>> BEGIN Given information

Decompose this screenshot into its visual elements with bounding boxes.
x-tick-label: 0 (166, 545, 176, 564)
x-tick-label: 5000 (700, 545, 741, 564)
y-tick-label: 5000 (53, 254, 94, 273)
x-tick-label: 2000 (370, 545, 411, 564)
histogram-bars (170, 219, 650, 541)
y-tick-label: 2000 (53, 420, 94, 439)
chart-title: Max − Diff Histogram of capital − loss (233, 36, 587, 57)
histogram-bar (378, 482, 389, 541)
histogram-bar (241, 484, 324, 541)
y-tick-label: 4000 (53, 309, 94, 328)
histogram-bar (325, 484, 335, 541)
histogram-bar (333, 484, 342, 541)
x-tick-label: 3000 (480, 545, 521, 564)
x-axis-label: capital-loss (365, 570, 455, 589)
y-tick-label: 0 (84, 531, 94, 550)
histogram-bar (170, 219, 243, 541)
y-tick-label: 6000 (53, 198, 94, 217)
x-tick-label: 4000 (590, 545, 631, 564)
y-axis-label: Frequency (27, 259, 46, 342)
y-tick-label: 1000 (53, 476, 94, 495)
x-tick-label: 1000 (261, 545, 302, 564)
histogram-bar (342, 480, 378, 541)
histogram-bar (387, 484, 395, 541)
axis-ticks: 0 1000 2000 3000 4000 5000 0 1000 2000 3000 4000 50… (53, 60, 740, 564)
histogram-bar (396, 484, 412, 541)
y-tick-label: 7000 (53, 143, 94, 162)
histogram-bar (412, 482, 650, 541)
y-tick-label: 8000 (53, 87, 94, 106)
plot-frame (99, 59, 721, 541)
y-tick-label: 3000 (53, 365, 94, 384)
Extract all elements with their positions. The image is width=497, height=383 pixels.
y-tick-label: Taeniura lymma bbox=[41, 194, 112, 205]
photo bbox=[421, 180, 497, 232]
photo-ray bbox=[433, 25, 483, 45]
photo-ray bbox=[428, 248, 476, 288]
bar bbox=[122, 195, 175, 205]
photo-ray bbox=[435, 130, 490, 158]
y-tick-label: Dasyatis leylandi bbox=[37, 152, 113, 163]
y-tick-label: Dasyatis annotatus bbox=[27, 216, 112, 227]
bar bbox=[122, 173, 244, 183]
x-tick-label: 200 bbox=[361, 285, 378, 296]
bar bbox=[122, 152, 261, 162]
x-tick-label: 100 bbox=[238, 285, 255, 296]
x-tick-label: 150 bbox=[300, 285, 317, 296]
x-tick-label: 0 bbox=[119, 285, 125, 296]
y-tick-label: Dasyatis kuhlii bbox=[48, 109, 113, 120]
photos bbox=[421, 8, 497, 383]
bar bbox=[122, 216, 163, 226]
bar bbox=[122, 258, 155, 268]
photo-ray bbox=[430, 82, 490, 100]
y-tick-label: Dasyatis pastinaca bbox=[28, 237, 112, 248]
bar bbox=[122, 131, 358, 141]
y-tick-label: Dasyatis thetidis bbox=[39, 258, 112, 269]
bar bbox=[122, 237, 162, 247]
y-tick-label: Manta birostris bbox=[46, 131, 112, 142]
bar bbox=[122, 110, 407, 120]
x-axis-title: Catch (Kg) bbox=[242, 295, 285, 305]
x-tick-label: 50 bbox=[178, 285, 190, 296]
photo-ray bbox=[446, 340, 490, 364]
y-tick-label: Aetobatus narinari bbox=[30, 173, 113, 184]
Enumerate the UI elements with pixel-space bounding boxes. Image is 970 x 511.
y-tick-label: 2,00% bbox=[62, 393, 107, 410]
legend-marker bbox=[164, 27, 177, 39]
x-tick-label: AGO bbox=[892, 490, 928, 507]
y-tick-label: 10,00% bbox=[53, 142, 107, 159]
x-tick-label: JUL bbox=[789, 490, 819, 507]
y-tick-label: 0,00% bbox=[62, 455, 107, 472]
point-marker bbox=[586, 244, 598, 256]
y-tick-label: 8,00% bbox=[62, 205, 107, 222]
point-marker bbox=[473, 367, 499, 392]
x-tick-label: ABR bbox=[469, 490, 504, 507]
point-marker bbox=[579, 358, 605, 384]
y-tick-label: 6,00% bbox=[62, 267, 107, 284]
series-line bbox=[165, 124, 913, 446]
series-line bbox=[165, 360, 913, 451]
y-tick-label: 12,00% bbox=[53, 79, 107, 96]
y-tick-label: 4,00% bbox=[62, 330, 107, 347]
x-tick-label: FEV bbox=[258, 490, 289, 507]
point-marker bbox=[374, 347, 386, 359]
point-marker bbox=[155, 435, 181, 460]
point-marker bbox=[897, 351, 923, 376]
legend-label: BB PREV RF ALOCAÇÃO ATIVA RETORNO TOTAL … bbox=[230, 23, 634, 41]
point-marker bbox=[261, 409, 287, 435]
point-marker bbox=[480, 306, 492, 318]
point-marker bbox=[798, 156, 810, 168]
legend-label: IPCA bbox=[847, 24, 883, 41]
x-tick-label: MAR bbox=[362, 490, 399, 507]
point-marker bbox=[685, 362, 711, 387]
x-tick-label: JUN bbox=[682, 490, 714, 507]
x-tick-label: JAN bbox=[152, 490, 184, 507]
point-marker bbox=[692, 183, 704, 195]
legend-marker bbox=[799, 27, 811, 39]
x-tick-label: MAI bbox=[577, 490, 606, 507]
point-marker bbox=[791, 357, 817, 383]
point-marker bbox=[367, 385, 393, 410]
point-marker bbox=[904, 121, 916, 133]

>> END Given information

■ What the exercise asks ■
Reproduce the items word for word, from the very first line down to the line containing "histogram-bar (170, 219, 243, 541)", including both ends.

■ Written answer ■
Decompose this screenshot into its visual elements with bounding boxes.
x-tick-label: 0 (166, 545, 176, 564)
x-tick-label: 5000 (700, 545, 741, 564)
y-tick-label: 5000 (53, 254, 94, 273)
x-tick-label: 2000 (370, 545, 411, 564)
histogram-bars (170, 219, 650, 541)
y-tick-label: 2000 (53, 420, 94, 439)
chart-title: Max − Diff Histogram of capital − loss (233, 36, 587, 57)
histogram-bar (378, 482, 389, 541)
histogram-bar (241, 484, 324, 541)
y-tick-label: 4000 (53, 309, 94, 328)
histogram-bar (325, 484, 335, 541)
histogram-bar (333, 484, 342, 541)
x-tick-label: 3000 (480, 545, 521, 564)
x-axis-label: capital-loss (365, 570, 455, 589)
y-tick-label: 0 (84, 531, 94, 550)
histogram-bar (170, 219, 243, 541)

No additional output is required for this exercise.